--- begin ---

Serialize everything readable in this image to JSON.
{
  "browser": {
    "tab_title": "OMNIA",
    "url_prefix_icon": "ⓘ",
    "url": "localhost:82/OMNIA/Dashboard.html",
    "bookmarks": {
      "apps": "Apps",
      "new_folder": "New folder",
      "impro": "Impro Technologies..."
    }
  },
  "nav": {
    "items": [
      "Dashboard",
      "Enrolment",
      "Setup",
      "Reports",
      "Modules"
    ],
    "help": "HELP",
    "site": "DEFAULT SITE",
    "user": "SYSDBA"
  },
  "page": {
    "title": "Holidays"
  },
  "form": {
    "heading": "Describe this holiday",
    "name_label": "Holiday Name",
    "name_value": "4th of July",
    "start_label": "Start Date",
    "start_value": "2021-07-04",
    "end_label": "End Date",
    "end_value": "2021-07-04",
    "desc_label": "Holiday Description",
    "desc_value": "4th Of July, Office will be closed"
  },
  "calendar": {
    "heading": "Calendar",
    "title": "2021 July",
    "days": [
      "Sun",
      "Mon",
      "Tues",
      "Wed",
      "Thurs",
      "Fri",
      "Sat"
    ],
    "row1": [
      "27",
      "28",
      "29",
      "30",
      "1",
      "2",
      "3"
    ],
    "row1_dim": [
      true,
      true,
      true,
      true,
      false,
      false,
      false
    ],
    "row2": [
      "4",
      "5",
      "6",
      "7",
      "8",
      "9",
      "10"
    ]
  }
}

--- end ---

• _WORK REQUIRED_:
Restate each entry exactly, skipping none.

• _REPLY TO THE EXERCISE_:
Serialize everything readable in this image to JSON.
{
  "browser": {
    "tab_title": "OMNIA",
    "url_prefix_icon": "ⓘ",
    "url": "localhost:82/OMNIA/Dashboard.html",
    "bookmarks": {
      "apps": "Apps",
      "new_folder": "New folder",
      "impro": "Impro Technologies..."
    }
  },
  "nav": {
    "items": [
      "Dashboard",
      "Enrolment",
      "Setup",
      "Reports",
      "Modules"
    ],
    "help": "HELP",
    "site": "DEFAULT SITE",
    "user": "SYSDBA"
  },
  "page": {
    "title": "Holidays"
  },
  "form": {
    "heading": "Describe this holiday",
    "name_label": "Holiday Name",
    "name_value": "4th of July",
    "start_label": "Start Date",
    "start_value": "2021-07-04",
    "end_label": "End Date",
    "end_value": "2021-07-04",
    "desc_label": "Holiday Description",
    "desc_value": "4th Of July, Office will be closed"
  },
  "calendar": {
    "heading": "Calendar",
    "title": "2021 July",
    "days": [
      "Sun",
      "Mon",
      "Tues",
      "Wed",
      "Thurs",
      "Fri",
      "Sat"
    ],
    "row1": [
      "27",
      "28",
      "29",
      "30",
      "1",
      "2",
      "3"
    ],
    "row1_dim": [
      true,
      true,
      true,
      true,
      false,
      false,
      false
    ],
    "row2": [
      "4",
      "5",
      "6",
      "7",
      "8",
      "9",
      "10"
    ]
  }
}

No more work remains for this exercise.